◆ Directive
Exactly as written, please set down all of the entries again, with no pictures.

◆ Exercise input
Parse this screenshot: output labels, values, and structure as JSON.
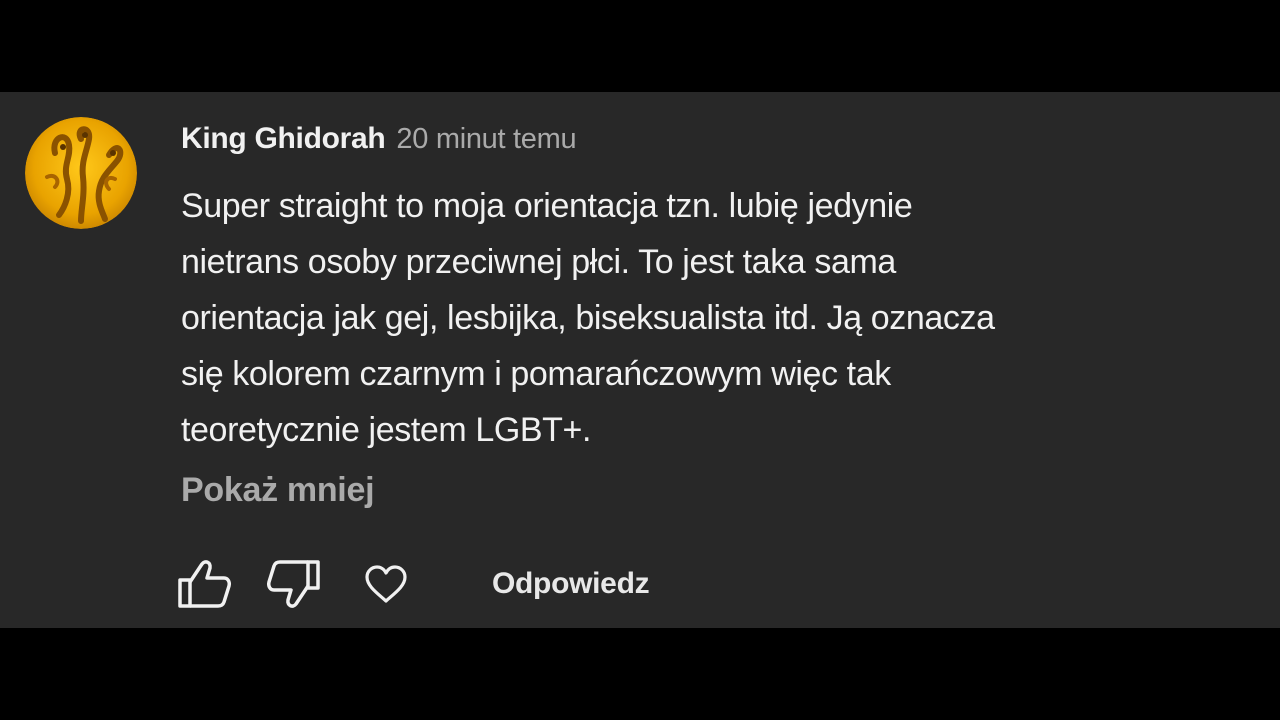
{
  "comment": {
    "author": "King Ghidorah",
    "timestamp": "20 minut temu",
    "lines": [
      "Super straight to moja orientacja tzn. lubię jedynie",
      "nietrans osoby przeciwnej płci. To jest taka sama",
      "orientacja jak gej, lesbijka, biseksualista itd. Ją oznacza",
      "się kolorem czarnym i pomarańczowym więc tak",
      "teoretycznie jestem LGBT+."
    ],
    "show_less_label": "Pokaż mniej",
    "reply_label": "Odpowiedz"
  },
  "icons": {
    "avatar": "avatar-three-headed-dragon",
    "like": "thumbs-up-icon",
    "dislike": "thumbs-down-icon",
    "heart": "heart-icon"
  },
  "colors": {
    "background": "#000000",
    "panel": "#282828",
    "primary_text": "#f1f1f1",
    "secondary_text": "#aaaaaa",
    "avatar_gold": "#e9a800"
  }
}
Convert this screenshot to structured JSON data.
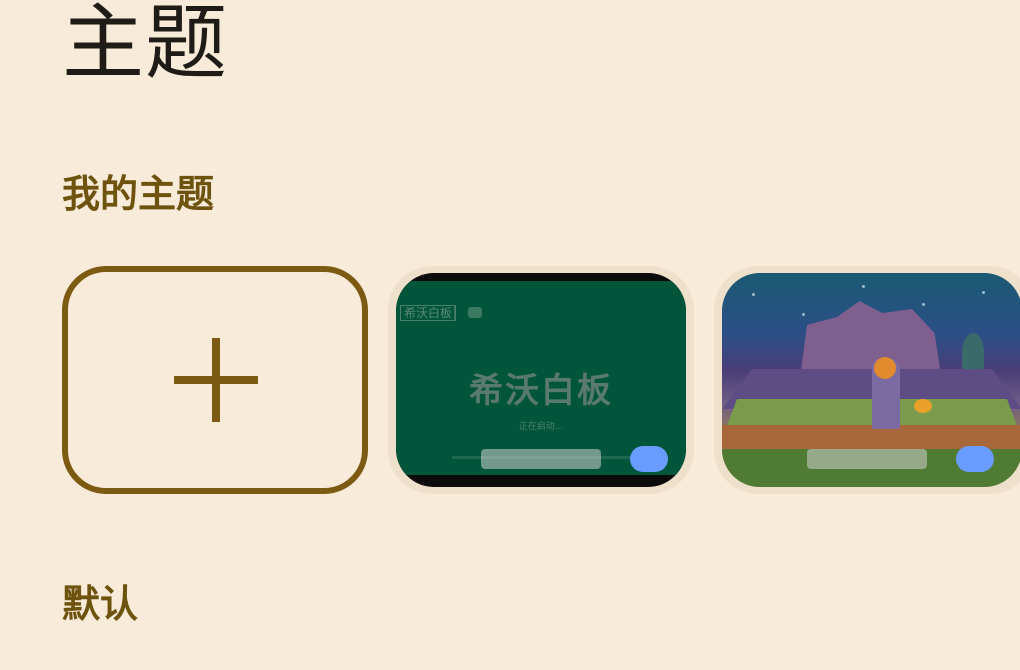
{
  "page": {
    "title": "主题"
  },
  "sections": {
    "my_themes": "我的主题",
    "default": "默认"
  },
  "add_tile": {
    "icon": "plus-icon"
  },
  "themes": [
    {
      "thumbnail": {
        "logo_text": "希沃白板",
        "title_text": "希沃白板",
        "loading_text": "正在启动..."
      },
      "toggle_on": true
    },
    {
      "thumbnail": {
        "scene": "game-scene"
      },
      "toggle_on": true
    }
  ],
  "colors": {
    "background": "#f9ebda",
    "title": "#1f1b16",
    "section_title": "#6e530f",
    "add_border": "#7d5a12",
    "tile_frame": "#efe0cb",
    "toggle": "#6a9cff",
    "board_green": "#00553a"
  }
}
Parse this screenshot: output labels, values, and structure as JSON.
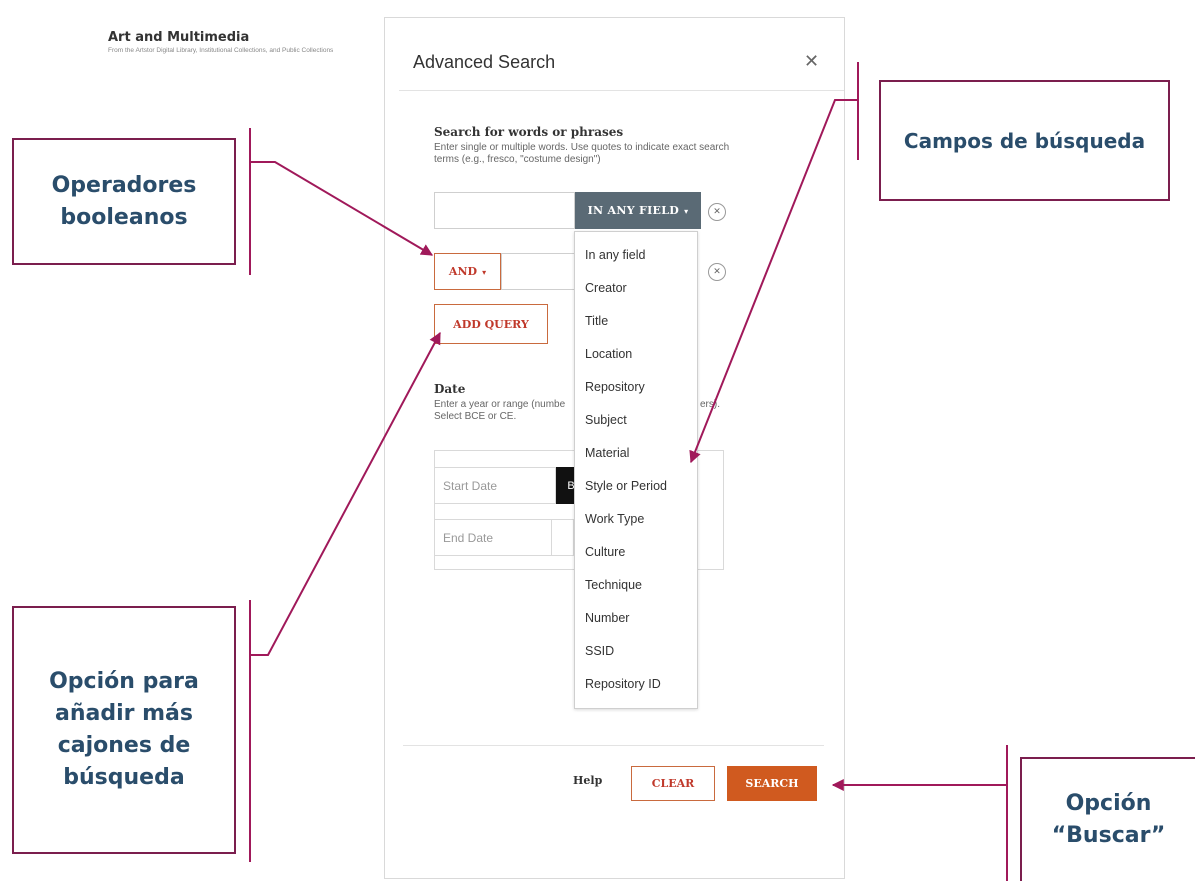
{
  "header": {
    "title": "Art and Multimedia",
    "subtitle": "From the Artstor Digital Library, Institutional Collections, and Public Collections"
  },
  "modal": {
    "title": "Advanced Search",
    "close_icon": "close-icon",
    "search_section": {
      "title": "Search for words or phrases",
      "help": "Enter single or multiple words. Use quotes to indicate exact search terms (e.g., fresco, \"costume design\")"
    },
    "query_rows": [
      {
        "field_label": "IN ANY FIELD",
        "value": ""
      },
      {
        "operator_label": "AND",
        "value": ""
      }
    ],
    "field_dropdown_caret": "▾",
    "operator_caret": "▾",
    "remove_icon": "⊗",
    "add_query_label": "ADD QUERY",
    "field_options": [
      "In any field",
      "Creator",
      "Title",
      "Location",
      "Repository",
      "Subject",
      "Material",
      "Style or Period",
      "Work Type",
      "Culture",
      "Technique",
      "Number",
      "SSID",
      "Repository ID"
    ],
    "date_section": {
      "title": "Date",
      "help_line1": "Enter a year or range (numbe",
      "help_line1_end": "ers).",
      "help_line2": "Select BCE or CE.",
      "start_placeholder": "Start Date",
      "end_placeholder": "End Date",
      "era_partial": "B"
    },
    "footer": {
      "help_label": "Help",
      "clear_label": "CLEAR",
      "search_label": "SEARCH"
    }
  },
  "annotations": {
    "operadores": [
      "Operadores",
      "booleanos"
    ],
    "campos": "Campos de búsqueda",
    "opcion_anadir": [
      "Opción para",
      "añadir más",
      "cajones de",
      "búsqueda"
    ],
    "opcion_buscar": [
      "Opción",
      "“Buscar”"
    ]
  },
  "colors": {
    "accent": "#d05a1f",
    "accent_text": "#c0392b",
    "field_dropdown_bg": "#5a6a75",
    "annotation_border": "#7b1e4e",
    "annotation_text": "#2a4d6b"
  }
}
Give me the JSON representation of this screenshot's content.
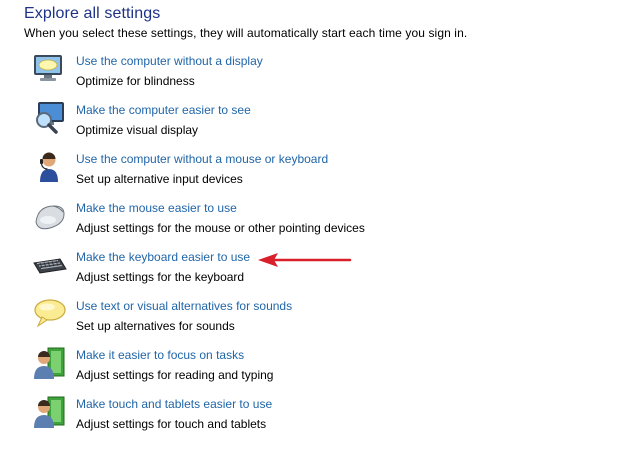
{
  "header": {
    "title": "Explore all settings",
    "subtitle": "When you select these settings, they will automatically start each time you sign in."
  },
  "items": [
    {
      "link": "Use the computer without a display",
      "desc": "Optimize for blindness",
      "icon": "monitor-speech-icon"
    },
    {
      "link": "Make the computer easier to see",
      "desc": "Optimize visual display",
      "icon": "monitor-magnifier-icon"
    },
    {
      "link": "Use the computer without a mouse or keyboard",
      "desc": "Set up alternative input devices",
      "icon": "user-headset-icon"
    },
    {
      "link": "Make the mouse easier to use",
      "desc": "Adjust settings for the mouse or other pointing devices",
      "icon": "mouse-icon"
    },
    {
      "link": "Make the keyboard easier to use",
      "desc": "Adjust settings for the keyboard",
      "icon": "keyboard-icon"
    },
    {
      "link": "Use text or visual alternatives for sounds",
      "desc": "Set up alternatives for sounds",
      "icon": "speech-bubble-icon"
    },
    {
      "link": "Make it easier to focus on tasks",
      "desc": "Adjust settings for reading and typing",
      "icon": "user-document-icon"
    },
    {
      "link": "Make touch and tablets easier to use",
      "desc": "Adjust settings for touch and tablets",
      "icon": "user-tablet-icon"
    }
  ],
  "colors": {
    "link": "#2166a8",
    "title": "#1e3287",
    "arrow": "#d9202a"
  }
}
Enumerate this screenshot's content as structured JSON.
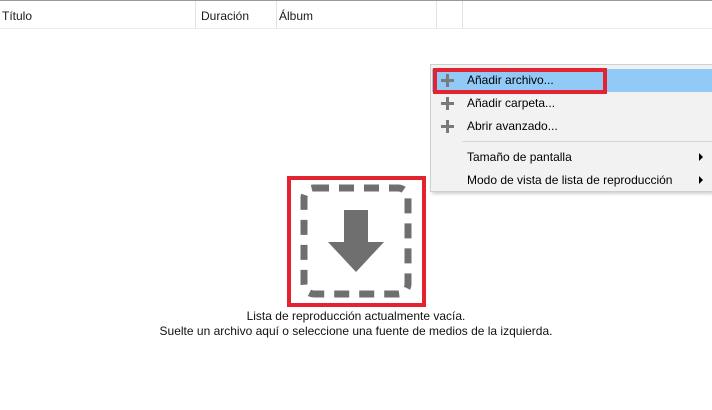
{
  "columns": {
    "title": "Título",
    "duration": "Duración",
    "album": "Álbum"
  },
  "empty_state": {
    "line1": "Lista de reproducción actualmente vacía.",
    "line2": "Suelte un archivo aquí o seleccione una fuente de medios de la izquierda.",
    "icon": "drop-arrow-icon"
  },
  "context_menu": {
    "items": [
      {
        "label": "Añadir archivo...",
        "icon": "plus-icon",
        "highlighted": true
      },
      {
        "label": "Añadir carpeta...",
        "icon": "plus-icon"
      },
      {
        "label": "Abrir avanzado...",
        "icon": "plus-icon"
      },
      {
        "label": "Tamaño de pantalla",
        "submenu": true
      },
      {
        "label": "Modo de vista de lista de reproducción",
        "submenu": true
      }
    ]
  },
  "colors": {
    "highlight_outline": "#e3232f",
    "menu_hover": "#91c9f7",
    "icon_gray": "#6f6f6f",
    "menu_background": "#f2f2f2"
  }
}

◆ Answer to this problem
Parse this screenshot: output labels, values, and structure as JSON.
{
  "comment": {
    "author": "King Ghidorah",
    "timestamp": "20 minut temu",
    "lines": [
      "Super straight to moja orientacja tzn. lubię jedynie",
      "nietrans osoby przeciwnej płci. To jest taka sama",
      "orientacja jak gej, lesbijka, biseksualista itd. Ją oznacza",
      "się kolorem czarnym i pomarańczowym więc tak",
      "teoretycznie jestem LGBT+."
    ],
    "show_less_label": "Pokaż mniej",
    "reply_label": "Odpowiedz"
  },
  "icons": {
    "avatar": "avatar-three-headed-dragon",
    "like": "thumbs-up-icon",
    "dislike": "thumbs-down-icon",
    "heart": "heart-icon"
  },
  "colors": {
    "background": "#000000",
    "panel": "#282828",
    "primary_text": "#f1f1f1",
    "secondary_text": "#aaaaaa",
    "avatar_gold": "#e9a800"
  }
}
Convert this screenshot to structured JSON data.
{
  "page": {
    "title": "主题"
  },
  "sections": {
    "my_themes": "我的主题",
    "default": "默认"
  },
  "add_tile": {
    "icon": "plus-icon"
  },
  "themes": [
    {
      "thumbnail": {
        "logo_text": "希沃白板",
        "title_text": "希沃白板",
        "loading_text": "正在启动..."
      },
      "toggle_on": true
    },
    {
      "thumbnail": {
        "scene": "game-scene"
      },
      "toggle_on": true
    }
  ],
  "colors": {
    "background": "#f9ebda",
    "title": "#1f1b16",
    "section_title": "#6e530f",
    "add_border": "#7d5a12",
    "tile_frame": "#efe0cb",
    "toggle": "#6a9cff",
    "board_green": "#00553a"
  }
}
Parse this screenshot: output labels, values, and structure as JSON.
{
  "header": {
    "title": "Art and Multimedia",
    "subtitle": "From the Artstor Digital Library, Institutional Collections, and Public Collections"
  },
  "modal": {
    "title": "Advanced Search",
    "close_icon": "close-icon",
    "search_section": {
      "title": "Search for words or phrases",
      "help": "Enter single or multiple words. Use quotes to indicate exact search terms (e.g., fresco, \"costume design\")"
    },
    "query_rows": [
      {
        "field_label": "IN ANY FIELD",
        "value": ""
      },
      {
        "operator_label": "AND",
        "value": ""
      }
    ],
    "field_dropdown_caret": "▾",
    "operator_caret": "▾",
    "remove_icon": "⊗",
    "add_query_label": "ADD QUERY",
    "field_options": [
      "In any field",
      "Creator",
      "Title",
      "Location",
      "Repository",
      "Subject",
      "Material",
      "Style or Period",
      "Work Type",
      "Culture",
      "Technique",
      "Number",
      "SSID",
      "Repository ID"
    ],
    "date_section": {
      "title": "Date",
      "help_line1": "Enter a year or range (numbe",
      "help_line1_end": "ers).",
      "help_line2": "Select BCE or CE.",
      "start_placeholder": "Start Date",
      "end_placeholder": "End Date",
      "era_partial": "B"
    },
    "footer": {
      "help_label": "Help",
      "clear_label": "CLEAR",
      "search_label": "SEARCH"
    }
  },
  "annotations": {
    "operadores": [
      "Operadores",
      "booleanos"
    ],
    "campos": "Campos de búsqueda",
    "opcion_anadir": [
      "Opción para",
      "añadir más",
      "cajones de",
      "búsqueda"
    ],
    "opcion_buscar": [
      "Opción",
      "“Buscar”"
    ]
  },
  "colors": {
    "accent": "#d05a1f",
    "accent_text": "#c0392b",
    "field_dropdown_bg": "#5a6a75",
    "annotation_border": "#7b1e4e",
    "annotation_text": "#2a4d6b"
  }
}
Give me the JSON representation of this screenshot's content.
{
  "header": {
    "title": "Explore all settings",
    "subtitle": "When you select these settings, they will automatically start each time you sign in."
  },
  "items": [
    {
      "link": "Use the computer without a display",
      "desc": "Optimize for blindness",
      "icon": "monitor-speech-icon"
    },
    {
      "link": "Make the computer easier to see",
      "desc": "Optimize visual display",
      "icon": "monitor-magnifier-icon"
    },
    {
      "link": "Use the computer without a mouse or keyboard",
      "desc": "Set up alternative input devices",
      "icon": "user-headset-icon"
    },
    {
      "link": "Make the mouse easier to use",
      "desc": "Adjust settings for the mouse or other pointing devices",
      "icon": "mouse-icon"
    },
    {
      "link": "Make the keyboard easier to use",
      "desc": "Adjust settings for the keyboard",
      "icon": "keyboard-icon"
    },
    {
      "link": "Use text or visual alternatives for sounds",
      "desc": "Set up alternatives for sounds",
      "icon": "speech-bubble-icon"
    },
    {
      "link": "Make it easier to focus on tasks",
      "desc": "Adjust settings for reading and typing",
      "icon": "user-document-icon"
    },
    {
      "link": "Make touch and tablets easier to use",
      "desc": "Adjust settings for touch and tablets",
      "icon": "user-tablet-icon"
    }
  ],
  "colors": {
    "link": "#2166a8",
    "title": "#1e3287",
    "arrow": "#d9202a"
  }
}
Enumerate this screenshot's content as structured JSON.
{
  "columns": {
    "title": "Título",
    "duration": "Duración",
    "album": "Álbum"
  },
  "empty_state": {
    "line1": "Lista de reproducción actualmente vacía.",
    "line2": "Suelte un archivo aquí o seleccione una fuente de medios de la izquierda.",
    "icon": "drop-arrow-icon"
  },
  "context_menu": {
    "items": [
      {
        "label": "Añadir archivo...",
        "icon": "plus-icon",
        "highlighted": true
      },
      {
        "label": "Añadir carpeta...",
        "icon": "plus-icon"
      },
      {
        "label": "Abrir avanzado...",
        "icon": "plus-icon"
      },
      {
        "label": "Tamaño de pantalla",
        "submenu": true
      },
      {
        "label": "Modo de vista de lista de reproducción",
        "submenu": true
      }
    ]
  },
  "colors": {
    "highlight_outline": "#e3232f",
    "menu_hover": "#91c9f7",
    "icon_gray": "#6f6f6f",
    "menu_background": "#f2f2f2"
  }
}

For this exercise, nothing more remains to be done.